-- start Stored records --
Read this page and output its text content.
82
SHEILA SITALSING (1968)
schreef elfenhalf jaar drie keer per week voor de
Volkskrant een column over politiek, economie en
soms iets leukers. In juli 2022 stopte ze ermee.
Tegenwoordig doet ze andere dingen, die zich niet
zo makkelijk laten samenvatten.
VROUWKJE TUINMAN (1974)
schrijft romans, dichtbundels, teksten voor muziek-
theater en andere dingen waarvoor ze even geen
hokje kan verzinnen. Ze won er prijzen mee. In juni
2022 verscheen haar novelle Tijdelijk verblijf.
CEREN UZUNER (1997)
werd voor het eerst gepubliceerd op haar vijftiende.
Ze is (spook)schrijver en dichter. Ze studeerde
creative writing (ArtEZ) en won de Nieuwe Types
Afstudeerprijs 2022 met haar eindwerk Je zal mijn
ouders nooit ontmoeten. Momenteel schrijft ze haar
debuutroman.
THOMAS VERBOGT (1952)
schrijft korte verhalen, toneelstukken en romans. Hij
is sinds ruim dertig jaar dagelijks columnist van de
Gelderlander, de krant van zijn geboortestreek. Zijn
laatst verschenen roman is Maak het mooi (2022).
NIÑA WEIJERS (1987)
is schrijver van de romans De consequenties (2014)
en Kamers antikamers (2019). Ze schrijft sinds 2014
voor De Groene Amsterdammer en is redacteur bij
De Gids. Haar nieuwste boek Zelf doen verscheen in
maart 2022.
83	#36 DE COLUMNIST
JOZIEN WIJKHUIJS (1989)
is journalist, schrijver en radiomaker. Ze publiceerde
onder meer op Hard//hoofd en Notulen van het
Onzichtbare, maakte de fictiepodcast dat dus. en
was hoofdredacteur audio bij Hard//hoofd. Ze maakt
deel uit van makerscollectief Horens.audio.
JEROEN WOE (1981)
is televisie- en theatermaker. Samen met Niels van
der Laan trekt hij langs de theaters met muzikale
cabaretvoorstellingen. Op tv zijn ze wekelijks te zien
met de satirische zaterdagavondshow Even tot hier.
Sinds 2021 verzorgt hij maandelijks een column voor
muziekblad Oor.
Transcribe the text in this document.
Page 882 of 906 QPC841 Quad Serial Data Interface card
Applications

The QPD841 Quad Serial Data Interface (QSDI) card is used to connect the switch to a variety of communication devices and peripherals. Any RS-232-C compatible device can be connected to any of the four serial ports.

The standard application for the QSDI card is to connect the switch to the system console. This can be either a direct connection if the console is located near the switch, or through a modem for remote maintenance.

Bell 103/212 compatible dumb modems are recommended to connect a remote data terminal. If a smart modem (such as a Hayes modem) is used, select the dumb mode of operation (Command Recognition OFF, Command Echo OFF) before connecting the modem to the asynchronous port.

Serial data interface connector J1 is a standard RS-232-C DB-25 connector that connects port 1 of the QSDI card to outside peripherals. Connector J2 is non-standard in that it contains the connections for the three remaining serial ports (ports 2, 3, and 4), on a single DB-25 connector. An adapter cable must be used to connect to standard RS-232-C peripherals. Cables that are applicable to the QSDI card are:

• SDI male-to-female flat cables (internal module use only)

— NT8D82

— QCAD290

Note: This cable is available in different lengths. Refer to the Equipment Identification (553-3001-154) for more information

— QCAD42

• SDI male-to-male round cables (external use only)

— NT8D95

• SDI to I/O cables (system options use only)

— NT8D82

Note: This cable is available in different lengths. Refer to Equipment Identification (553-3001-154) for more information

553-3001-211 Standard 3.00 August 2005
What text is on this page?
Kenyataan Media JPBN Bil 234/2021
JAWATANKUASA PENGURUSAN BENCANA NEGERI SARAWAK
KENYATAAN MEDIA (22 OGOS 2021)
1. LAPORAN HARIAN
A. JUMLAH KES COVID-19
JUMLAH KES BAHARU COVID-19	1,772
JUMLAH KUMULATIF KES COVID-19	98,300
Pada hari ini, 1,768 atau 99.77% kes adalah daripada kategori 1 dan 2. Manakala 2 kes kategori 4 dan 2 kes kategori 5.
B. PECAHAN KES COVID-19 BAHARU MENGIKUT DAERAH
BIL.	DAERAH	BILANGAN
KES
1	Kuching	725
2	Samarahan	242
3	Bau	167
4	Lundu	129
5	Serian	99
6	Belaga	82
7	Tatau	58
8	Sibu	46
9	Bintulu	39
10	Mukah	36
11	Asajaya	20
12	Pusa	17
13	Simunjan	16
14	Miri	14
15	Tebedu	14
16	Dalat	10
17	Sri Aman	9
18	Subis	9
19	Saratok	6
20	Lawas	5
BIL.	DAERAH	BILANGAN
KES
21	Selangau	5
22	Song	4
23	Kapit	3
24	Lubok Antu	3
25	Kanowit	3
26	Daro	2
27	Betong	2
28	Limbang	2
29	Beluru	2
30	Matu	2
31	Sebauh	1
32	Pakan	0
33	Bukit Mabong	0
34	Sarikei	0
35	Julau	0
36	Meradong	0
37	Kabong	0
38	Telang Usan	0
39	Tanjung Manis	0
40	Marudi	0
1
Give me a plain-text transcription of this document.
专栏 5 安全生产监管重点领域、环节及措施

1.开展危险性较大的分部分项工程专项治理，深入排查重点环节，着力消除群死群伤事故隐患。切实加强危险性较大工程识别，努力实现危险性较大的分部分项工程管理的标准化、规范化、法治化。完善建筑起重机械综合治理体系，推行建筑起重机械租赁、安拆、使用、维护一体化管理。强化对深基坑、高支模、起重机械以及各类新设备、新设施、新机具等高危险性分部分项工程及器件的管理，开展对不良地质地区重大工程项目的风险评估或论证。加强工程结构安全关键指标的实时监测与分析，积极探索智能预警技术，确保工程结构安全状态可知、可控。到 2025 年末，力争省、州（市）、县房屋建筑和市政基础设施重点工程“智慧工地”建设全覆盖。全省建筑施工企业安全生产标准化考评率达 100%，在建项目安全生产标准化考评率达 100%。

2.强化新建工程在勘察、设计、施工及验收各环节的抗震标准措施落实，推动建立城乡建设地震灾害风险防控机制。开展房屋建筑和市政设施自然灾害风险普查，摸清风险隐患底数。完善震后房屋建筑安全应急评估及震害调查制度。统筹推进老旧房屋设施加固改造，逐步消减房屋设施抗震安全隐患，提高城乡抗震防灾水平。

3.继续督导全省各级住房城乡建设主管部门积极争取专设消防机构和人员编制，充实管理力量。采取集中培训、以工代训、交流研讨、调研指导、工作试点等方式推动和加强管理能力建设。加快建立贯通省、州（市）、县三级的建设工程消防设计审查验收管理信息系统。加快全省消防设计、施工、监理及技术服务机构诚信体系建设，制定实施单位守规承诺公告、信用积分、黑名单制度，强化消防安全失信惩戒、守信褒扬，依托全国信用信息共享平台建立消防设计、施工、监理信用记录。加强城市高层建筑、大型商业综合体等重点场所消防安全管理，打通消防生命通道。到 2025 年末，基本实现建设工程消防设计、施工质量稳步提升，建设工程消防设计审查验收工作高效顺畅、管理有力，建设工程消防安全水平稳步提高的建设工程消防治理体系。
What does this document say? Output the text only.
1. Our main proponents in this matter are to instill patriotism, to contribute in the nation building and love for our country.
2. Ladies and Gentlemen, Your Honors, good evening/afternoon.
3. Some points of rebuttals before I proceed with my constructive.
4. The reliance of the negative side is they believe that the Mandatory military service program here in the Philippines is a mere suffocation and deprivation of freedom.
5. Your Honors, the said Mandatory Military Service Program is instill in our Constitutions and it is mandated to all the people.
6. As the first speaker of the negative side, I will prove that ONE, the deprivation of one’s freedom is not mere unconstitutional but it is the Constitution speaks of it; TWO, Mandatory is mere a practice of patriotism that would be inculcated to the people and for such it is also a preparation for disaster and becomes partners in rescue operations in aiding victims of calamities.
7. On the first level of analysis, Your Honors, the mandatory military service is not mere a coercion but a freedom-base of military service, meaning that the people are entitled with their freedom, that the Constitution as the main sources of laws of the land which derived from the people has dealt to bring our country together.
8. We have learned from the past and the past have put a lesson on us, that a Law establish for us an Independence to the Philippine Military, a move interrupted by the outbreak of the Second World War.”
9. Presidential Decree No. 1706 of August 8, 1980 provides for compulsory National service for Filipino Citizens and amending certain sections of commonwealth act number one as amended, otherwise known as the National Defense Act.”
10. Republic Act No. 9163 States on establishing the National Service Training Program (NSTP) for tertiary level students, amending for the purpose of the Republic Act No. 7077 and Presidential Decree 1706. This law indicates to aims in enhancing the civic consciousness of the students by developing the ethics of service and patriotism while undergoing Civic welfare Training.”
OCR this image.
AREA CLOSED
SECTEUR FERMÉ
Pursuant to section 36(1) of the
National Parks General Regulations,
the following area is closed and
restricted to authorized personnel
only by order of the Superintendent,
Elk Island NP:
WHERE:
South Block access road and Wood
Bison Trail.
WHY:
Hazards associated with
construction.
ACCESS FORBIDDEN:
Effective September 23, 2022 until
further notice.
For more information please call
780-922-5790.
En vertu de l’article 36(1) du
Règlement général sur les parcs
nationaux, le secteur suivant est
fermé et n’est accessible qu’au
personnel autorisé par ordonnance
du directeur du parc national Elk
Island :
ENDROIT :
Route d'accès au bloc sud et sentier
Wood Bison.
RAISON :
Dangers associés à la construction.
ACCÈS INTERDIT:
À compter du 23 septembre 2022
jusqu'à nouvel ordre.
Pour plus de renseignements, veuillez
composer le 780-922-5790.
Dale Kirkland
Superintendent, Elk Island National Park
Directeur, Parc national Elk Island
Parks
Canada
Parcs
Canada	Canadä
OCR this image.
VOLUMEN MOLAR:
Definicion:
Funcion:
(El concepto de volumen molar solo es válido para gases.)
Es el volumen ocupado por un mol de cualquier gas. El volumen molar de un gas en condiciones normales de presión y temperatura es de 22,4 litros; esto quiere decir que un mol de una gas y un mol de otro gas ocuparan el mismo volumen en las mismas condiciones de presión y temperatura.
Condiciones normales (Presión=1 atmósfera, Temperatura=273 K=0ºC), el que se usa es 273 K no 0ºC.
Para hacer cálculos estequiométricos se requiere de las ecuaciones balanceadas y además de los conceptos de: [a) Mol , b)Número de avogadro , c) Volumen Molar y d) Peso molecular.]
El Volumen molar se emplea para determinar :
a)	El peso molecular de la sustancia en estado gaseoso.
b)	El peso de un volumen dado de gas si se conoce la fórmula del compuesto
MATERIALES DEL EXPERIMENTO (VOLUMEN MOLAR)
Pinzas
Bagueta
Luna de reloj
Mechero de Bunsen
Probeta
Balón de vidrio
-- end Stored records --
Locate all lines in the listing above with the word "Equipment". Copy them.

# Exercise response:
Note: This cable is available in different lengths. Refer to the Equipment Identification (553-3001-154) for more information
Note: This cable is available in different lengths. Refer to Equipment Identification (553-3001-154) for more information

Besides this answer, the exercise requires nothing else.